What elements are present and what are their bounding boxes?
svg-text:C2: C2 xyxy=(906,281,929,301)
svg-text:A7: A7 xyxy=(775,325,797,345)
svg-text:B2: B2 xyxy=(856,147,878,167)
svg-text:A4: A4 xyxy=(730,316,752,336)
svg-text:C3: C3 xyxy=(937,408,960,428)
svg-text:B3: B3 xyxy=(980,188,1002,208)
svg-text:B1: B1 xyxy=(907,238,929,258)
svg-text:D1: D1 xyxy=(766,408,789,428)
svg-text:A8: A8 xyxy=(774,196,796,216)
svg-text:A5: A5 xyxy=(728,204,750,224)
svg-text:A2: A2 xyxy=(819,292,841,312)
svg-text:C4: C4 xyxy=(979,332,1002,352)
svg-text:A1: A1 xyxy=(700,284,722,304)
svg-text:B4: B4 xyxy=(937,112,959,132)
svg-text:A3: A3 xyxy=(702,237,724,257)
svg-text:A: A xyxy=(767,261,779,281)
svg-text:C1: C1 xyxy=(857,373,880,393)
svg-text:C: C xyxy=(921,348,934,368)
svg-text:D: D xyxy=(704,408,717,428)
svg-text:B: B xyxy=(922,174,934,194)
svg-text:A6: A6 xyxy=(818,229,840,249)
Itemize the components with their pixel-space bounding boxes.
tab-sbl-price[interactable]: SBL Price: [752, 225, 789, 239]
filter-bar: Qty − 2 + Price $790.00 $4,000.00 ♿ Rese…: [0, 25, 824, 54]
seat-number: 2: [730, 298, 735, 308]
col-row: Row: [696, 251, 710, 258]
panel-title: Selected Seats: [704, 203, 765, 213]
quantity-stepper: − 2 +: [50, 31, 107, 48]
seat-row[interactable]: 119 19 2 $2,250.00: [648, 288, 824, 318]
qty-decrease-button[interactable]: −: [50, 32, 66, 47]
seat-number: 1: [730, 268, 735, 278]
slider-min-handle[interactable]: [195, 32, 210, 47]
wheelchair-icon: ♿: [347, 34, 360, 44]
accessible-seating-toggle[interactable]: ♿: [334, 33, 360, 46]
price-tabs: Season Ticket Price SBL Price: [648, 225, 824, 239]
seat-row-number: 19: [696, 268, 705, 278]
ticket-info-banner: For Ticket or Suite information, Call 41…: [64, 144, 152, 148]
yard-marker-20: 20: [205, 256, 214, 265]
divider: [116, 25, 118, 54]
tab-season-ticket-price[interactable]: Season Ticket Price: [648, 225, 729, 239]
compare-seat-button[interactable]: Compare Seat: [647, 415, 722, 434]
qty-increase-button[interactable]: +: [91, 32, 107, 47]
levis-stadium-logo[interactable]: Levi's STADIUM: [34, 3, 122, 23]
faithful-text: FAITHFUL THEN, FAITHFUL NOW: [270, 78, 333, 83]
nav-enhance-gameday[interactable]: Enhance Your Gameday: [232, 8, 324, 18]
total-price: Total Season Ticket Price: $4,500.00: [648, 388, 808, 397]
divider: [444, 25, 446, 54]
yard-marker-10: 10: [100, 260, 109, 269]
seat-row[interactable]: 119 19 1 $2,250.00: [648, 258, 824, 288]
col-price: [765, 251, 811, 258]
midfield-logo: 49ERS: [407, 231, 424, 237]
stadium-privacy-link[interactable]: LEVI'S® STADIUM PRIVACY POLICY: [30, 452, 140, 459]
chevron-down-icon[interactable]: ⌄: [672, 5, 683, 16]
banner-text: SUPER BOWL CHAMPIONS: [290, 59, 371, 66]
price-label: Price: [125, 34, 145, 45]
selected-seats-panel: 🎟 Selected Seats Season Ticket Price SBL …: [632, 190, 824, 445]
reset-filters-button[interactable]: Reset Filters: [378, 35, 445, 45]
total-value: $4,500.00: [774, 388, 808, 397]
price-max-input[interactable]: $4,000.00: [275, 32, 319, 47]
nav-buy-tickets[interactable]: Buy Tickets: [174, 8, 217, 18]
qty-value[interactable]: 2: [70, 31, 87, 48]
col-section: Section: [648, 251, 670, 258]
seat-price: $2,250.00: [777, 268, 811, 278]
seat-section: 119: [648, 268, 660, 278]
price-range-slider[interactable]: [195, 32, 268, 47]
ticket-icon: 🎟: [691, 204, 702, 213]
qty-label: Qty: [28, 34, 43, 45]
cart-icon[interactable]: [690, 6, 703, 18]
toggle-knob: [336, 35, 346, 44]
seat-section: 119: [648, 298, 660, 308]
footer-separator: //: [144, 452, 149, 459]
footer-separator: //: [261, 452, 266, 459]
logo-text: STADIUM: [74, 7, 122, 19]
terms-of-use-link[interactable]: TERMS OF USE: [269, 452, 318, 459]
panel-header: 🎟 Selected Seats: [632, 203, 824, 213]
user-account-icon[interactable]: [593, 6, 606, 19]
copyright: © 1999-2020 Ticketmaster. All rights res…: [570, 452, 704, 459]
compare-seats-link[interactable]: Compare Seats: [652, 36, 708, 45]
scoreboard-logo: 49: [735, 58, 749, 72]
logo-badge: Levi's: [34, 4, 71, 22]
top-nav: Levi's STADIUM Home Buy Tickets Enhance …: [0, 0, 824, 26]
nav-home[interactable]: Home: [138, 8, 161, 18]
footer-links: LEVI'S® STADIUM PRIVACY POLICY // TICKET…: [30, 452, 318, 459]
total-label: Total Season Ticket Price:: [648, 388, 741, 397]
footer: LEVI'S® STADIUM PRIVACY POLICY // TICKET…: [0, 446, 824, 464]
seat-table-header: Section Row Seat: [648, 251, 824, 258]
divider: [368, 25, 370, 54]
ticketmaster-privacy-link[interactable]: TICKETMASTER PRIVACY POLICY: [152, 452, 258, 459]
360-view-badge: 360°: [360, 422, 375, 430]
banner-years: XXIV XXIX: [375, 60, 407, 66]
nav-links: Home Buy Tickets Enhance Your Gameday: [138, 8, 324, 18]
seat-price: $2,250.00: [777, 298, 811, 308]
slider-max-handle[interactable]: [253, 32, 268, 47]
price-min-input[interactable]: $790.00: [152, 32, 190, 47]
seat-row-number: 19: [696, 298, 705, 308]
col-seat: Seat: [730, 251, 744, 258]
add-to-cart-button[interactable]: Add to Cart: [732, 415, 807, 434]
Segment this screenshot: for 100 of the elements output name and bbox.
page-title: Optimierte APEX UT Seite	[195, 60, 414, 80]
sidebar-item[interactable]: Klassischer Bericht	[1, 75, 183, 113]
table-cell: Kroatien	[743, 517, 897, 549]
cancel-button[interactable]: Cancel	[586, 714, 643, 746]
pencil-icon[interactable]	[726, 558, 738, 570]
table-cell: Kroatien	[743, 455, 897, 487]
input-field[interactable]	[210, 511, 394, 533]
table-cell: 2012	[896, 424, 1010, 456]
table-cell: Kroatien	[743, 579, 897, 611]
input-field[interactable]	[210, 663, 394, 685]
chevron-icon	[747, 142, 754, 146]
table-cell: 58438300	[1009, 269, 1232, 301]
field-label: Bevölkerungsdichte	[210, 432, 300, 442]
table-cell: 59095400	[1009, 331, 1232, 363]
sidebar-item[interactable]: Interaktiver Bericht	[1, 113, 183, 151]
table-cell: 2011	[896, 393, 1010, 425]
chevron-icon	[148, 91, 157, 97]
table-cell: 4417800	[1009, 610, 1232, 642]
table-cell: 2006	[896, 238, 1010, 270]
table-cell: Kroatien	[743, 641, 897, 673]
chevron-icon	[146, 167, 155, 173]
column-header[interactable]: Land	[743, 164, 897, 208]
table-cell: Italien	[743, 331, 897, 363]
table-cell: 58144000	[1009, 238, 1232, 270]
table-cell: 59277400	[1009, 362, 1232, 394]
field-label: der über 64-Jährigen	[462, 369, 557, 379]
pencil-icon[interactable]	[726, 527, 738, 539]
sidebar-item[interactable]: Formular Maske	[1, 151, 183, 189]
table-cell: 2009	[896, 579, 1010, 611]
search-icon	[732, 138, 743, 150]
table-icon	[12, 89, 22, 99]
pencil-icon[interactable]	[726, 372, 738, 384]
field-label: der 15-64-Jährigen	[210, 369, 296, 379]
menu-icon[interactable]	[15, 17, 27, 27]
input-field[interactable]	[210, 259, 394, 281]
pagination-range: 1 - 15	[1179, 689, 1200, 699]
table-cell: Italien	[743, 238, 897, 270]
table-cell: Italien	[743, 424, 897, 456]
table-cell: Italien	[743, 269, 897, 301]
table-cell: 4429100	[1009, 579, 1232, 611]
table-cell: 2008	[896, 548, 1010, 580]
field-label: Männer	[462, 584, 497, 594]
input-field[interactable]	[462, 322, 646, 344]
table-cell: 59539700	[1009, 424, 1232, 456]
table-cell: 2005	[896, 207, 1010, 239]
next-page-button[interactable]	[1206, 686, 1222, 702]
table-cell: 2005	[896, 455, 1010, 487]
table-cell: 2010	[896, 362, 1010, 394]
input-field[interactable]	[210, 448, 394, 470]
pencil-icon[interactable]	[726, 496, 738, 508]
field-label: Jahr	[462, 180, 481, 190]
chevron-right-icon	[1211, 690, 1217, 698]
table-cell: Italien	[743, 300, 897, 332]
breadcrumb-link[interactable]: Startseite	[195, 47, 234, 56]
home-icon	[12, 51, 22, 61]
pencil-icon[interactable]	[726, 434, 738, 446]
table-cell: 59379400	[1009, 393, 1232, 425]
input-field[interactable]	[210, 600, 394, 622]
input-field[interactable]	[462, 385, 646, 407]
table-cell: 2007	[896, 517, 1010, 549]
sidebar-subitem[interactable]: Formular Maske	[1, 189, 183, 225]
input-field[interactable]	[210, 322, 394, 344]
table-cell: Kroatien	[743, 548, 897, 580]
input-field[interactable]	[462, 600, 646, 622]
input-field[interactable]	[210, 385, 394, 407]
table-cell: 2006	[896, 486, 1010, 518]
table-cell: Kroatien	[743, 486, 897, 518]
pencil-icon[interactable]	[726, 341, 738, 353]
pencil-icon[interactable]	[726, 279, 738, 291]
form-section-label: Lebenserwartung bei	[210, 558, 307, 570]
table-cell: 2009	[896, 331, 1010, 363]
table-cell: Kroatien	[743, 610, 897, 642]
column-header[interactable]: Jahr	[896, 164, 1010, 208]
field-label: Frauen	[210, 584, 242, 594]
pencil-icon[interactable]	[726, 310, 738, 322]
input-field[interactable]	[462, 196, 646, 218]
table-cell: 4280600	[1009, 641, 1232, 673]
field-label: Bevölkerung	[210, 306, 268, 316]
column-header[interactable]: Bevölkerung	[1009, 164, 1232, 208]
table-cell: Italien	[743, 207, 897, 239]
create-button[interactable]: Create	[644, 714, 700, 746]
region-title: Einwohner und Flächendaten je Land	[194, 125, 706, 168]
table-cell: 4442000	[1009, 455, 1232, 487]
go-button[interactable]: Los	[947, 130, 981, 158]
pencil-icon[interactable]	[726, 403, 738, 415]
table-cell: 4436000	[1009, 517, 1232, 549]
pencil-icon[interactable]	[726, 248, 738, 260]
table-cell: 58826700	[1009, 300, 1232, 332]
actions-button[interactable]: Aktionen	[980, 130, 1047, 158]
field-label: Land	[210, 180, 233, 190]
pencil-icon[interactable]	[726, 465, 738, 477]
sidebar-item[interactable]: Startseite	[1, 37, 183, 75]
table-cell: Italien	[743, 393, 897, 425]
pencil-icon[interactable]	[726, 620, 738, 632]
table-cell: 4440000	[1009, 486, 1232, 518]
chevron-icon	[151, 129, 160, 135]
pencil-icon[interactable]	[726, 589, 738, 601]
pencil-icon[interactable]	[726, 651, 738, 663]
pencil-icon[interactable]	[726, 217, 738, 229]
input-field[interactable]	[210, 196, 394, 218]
================
_TASK STATEMENT_. Reproduce the data above verbatim, from its first line up to and including the line with "svg-text:A5: A5 xyxy=(728,204,750,224)".

_ANSWER TO THIS PROBLEM_.
What elements are present and what are their bounding boxes?
svg-text:C2: C2 xyxy=(906,281,929,301)
svg-text:A7: A7 xyxy=(775,325,797,345)
svg-text:B2: B2 xyxy=(856,147,878,167)
svg-text:A4: A4 xyxy=(730,316,752,336)
svg-text:C3: C3 xyxy=(937,408,960,428)
svg-text:B3: B3 xyxy=(980,188,1002,208)
svg-text:B1: B1 xyxy=(907,238,929,258)
svg-text:D1: D1 xyxy=(766,408,789,428)
svg-text:A8: A8 xyxy=(774,196,796,216)
svg-text:A5: A5 xyxy=(728,204,750,224)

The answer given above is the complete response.